- The task: Could you give the data below again, exactly and completely?

━━━ Material to process

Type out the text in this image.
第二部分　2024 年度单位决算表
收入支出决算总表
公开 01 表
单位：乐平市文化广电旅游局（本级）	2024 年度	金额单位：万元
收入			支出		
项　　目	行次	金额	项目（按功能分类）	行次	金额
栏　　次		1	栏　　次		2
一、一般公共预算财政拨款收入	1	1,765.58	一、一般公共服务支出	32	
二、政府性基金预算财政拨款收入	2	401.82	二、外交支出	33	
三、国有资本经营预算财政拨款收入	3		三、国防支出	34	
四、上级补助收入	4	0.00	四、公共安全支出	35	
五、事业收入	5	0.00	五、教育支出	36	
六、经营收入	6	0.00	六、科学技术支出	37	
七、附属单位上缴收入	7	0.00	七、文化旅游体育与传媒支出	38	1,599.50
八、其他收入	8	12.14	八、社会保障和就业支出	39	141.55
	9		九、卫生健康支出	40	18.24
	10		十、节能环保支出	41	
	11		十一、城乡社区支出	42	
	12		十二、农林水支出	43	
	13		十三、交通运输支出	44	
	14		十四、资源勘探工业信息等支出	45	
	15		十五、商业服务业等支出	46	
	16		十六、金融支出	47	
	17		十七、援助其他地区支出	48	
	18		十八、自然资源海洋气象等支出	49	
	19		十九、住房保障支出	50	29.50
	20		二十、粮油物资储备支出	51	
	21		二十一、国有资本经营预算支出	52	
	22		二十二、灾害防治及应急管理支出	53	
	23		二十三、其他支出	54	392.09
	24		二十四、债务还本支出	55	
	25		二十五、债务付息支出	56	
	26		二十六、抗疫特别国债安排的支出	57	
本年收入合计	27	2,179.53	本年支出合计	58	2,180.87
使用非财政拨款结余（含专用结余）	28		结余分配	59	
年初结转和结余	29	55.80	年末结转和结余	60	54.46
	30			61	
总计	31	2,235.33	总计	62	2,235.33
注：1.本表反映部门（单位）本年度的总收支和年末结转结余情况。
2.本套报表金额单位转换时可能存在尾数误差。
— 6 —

━━━━━━

- Result:
Type out the text in this image.
第二部分　2024 年度单位决算表
收入支出决算总表
公开 01 表
单位：乐平市文化广电旅游局（本级）	2024 年度	金额单位：万元
收入			支出		
项　　目	行次	金额	项目（按功能分类）	行次	金额
栏　　次		1	栏　　次		2
一、一般公共预算财政拨款收入	1	1,765.58	一、一般公共服务支出	32	
二、政府性基金预算财政拨款收入	2	401.82	二、外交支出	33	
三、国有资本经营预算财政拨款收入	3		三、国防支出	34	
四、上级补助收入	4	0.00	四、公共安全支出	35	
五、事业收入	5	0.00	五、教育支出	36	
六、经营收入	6	0.00	六、科学技术支出	37	
七、附属单位上缴收入	7	0.00	七、文化旅游体育与传媒支出	38	1,599.50
八、其他收入	8	12.14	八、社会保障和就业支出	39	141.55
	9		九、卫生健康支出	40	18.24
	10		十、节能环保支出	41	
	11		十一、城乡社区支出	42	
	12		十二、农林水支出	43	
	13		十三、交通运输支出	44	
	14		十四、资源勘探工业信息等支出	45	
	15		十五、商业服务业等支出	46	
	16		十六、金融支出	47	
	17		十七、援助其他地区支出	48	
	18		十八、自然资源海洋气象等支出	49	
	19		十九、住房保障支出	50	29.50
	20		二十、粮油物资储备支出	51	
	21		二十一、国有资本经营预算支出	52	
	22		二十二、灾害防治及应急管理支出	53	
	23		二十三、其他支出	54	392.09
	24		二十四、债务还本支出	55	
	25		二十五、债务付息支出	56	
	26		二十六、抗疫特别国债安排的支出	57	
本年收入合计	27	2,179.53	本年支出合计	58	2,180.87
使用非财政拨款结余（含专用结余）	28		结余分配	59	
年初结转和结余	29	55.80	年末结转和结余	60	54.46
	30			61	
总计	31	2,235.33	总计	62	2,235.33
注：1.本表反映部门（单位）本年度的总收支和年末结转结余情况。
2.本套报表金额单位转换时可能存在尾数误差。
— 6 —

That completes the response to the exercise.